What needs to be done: Return the records word for word. Any pictures in them are not part of the copy.

--- BEGIN Excerpted data ---

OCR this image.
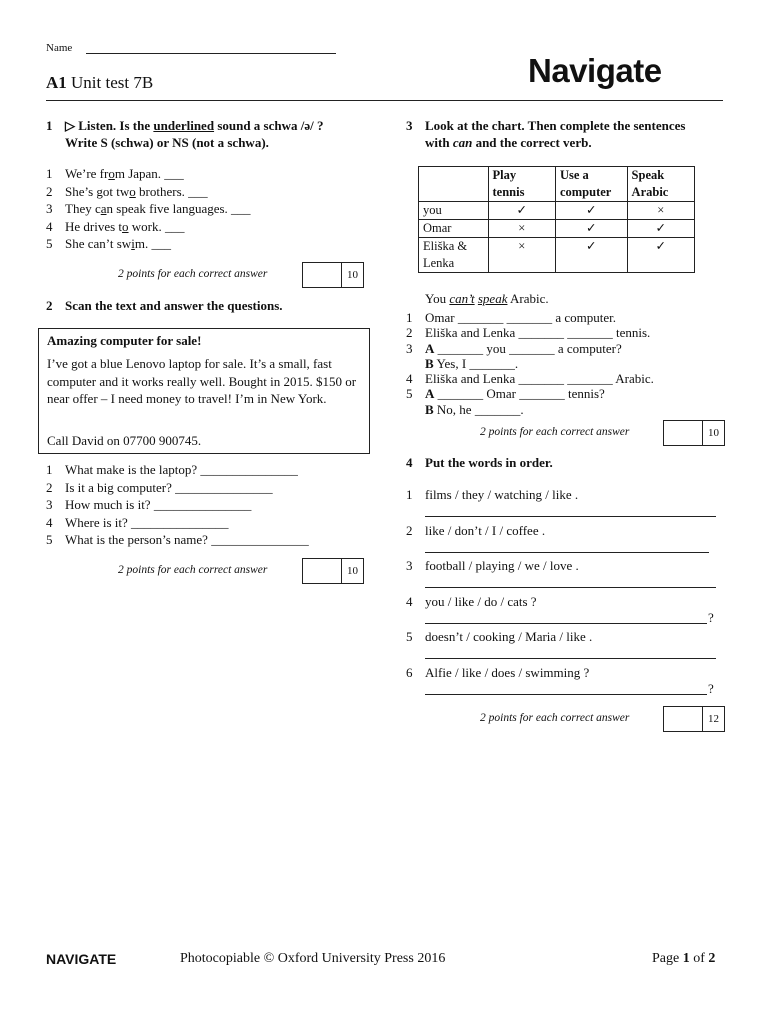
Name
A1 Unit test 7B	Navigate
1 ▷ Listen. Is the underlined sound a schwa /ə/ ?
Write S (schwa) or NS (not a schwa).
1 We’re from Japan. ___
2 She’s got two brothers. ___
3 They can speak five languages. ___
4 He drives to work. ___
5 She can’t swim. ___
2 points for each correct answer	10
2 Scan the text and answer the questions.
Amazing computer for sale!
I’ve got a blue Lenovo laptop for sale. It’s a small, fast computer and it works really well. Bought in 2015. $150 or near offer – I need money to travel! I’m in New York.
Call David on 07700 900745.
1 What make is the laptop? _______________
2 Is it a big computer? _______________
3 How much is it? _______________
4 Where is it? _______________
5 What is the person’s name? _______________
2 points for each correct answer	10
3 Look at the chart. Then complete the sentences
with can and the correct verb.
	Play tennis	Use a computer	Speak Arabic
you	✓	✓	×
Omar	×	✓	✓
Eliška & Lenka	×	✓	✓
You can’t speak Arabic.
1 Omar _______ _______ a computer.
2 Eliška and Lenka _______ _______ tennis.
3 A _______ you _______ a computer?
B Yes, I _______.
4 Eliška and Lenka _______ _______ Arabic.
5 A _______ Omar _______ tennis?
B No, he _______.
2 points for each correct answer	10
4 Put the words in order.
1 films / they / watching / like .
2 like / don’t / I / coffee .
3 football / playing / we / love .
4 you / like / do / cats ?
?
5 doesn’t / cooking / Maria / like .
6 Alfie / like / does / swimming ?
?
2 points for each correct answer	12
NAVIGATE	Photocopiable © Oxford University Press 2016	Page 1 of 2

--- END Excerpted data ---

Task response:
OCR this image.
Name
A1 Unit test 7B	Navigate
1 ▷ Listen. Is the underlined sound a schwa /ə/ ?
Write S (schwa) or NS (not a schwa).
1 We’re from Japan. ___
2 She’s got two brothers. ___
3 They can speak five languages. ___
4 He drives to work. ___
5 She can’t swim. ___
2 points for each correct answer	10
2 Scan the text and answer the questions.
Amazing computer for sale!
I’ve got a blue Lenovo laptop for sale. It’s a small, fast computer and it works really well. Bought in 2015. $150 or near offer – I need money to travel! I’m in New York.
Call David on 07700 900745.
1 What make is the laptop? _______________
2 Is it a big computer? _______________
3 How much is it? _______________
4 Where is it? _______________
5 What is the person’s name? _______________
2 points for each correct answer	10
3 Look at the chart. Then complete the sentences
with can and the correct verb.
	Play tennis	Use a computer	Speak Arabic
you	✓	✓	×
Omar	×	✓	✓
Eliška & Lenka	×	✓	✓
You can’t speak Arabic.
1 Omar _______ _______ a computer.
2 Eliška and Lenka _______ _______ tennis.
3 A _______ you _______ a computer?
B Yes, I _______.
4 Eliška and Lenka _______ _______ Arabic.
5 A _______ Omar _______ tennis?
B No, he _______.
2 points for each correct answer	10
4 Put the words in order.
1 films / they / watching / like .
2 like / don’t / I / coffee .
3 football / playing / we / love .
4 you / like / do / cats ?
?
5 doesn’t / cooking / Maria / like .
6 Alfie / like / does / swimming ?
?
2 points for each correct answer	12
NAVIGATE	Photocopiable © Oxford University Press 2016	Page 1 of 2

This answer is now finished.